■ Document segment ■
A Look at the Hydra Software

At the center of all of this is the Hydra software, which as we said before is where much of the magic is happening.

Once installed, the Hydra software sets up a control panel that allows the user to enable/disable the Hydra feature, and to adjust game profiles.

Yeah, you read that right – we still haven’t completely escaped profiles.

At its highest level, the Hydra software is generic. It looks at just D3D/OpenGL commands and decides where to go from there. However the process isn’t perfect, and a lot of games encounter errors with the current drivers. So in order to keep the Hydra feature from being enabled on games that can’t handle it, Lucid keeps a list of approved games, which are built into the software as profiles.

Think of this as lite-profiles however. The profiles are simply a list of executables that the Hydra feature has been tested on and approved; the profiles aren’t a list of game-specific optimizations like NVIDIA and AMD’s game profiles are, and as far as we can tell Lucid isn’t doing any other game detection in the drivers, so it’s as generic as they claim. To this extent, the profiles serve largely as a list of recommended games, rather than an absolute list. You can easily add additional game profiles to the list, however there’s obviously no guarantee that they will work correctly with the Hydra.

The latest version of the Hydra driver is version 1.4, which was released this past week. The Fuzion board is shipping with 1.3, while the 1.4 drivers will be available for download.

■ Dataset records ■
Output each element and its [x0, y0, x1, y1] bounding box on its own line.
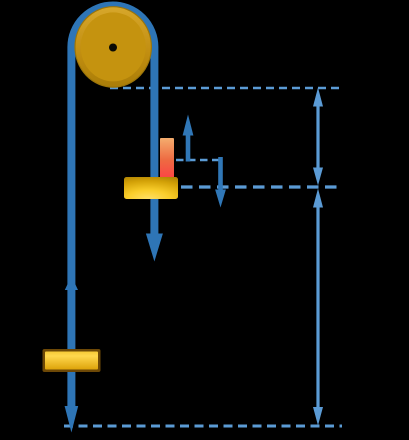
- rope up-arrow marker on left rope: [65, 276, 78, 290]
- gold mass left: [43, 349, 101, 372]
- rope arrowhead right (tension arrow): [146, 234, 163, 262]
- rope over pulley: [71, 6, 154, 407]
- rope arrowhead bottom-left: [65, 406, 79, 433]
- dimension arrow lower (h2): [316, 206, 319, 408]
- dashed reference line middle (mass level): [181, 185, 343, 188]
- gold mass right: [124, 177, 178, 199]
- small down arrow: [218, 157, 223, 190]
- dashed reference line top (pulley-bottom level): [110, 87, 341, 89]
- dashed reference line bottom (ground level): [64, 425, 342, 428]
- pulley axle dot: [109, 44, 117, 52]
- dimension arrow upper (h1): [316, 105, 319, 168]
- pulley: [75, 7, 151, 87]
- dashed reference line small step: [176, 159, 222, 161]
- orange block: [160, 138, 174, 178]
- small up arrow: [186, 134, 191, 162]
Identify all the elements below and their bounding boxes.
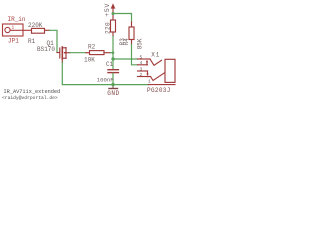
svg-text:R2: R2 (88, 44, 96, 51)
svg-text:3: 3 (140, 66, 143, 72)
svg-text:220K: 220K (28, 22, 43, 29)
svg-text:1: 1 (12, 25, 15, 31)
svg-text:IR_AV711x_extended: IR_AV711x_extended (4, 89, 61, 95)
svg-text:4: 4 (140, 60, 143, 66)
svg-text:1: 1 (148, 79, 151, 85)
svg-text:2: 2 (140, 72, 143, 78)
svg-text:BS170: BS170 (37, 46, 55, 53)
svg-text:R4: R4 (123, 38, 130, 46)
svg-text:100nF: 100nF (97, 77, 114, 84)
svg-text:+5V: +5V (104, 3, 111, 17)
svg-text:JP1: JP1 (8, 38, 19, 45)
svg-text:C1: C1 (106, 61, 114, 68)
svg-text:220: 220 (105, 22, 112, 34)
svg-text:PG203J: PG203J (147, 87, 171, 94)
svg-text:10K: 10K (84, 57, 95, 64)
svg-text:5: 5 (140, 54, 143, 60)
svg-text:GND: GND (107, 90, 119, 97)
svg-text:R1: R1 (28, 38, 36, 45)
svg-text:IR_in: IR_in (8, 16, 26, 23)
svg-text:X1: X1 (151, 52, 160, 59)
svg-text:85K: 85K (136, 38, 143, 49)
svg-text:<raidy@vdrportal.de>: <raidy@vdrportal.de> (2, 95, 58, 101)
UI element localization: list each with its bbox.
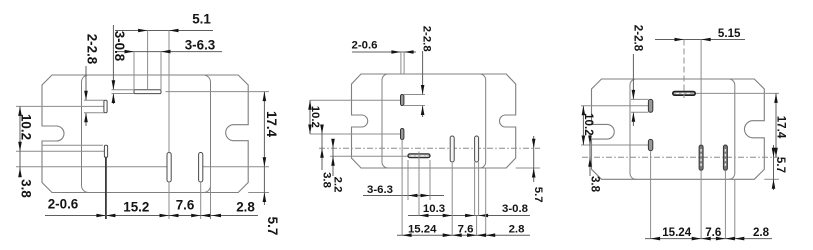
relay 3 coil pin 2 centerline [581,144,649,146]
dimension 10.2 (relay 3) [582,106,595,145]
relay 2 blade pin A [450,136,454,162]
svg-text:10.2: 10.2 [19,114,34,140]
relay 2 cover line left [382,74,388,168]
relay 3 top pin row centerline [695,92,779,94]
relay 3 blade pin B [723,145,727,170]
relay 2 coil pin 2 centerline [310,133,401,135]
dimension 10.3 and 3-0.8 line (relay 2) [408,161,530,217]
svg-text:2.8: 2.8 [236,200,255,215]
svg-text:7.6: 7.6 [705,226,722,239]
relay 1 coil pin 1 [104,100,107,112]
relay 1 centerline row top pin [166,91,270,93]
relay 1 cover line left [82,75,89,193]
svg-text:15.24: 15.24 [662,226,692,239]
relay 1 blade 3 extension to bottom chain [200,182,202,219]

■ Objective ■
Write a continuation of the article on the Hydra software, starting after its last sentence. The lines above are separate material and are not part of the Hydra software text.

■ Exercise result ■
Currently only Direct3D 9, 10, 10.1, and OpenGL are supported. The Hydra software does not support DirectX 11 (not that you currently have a lot of cards to choose from), which is something Lucid will be adding in March with the 1.5 drivers. Also coming in the 1.5 drivers will be much more generic support for video cards. Right now the software only supports video cards on a hardcoded list (e.g. the 1.3 drivers didn’t know about the Radeon 5000 series), with the 1.5 drivers they will recognize and support every card within an entire family, including unreleased cards. So a Radeon 5860 for example would be supported, which means the drivers won’t be out of date the moment someone releases a minor new card variant.

Speaking of new releases, we asked Lucid about what the software support policy is for the Hydra. They are planning on quarterly releases (1.4 being their Q4’09 release), which worries us somewhat. The issue is that the Hydra technology runs the risk of being out of date for months at a time. When NVIDIA launches Fermi, it won’t immediately work with the Hydra. If a hot new game comes out and doesn’t already work with the Hydra, you’ll have to wait. Lucid has said that they’re willing to do minor drops if a situation particularly demands it, but it’s not a concrete promise like quarterly driver releases are. And to be fair we encounter these things with NVIDIA and AMD as well, but AMD and NVIDIA have proven to be fairly reliable in getting beta/hotfix drivers out when it counts.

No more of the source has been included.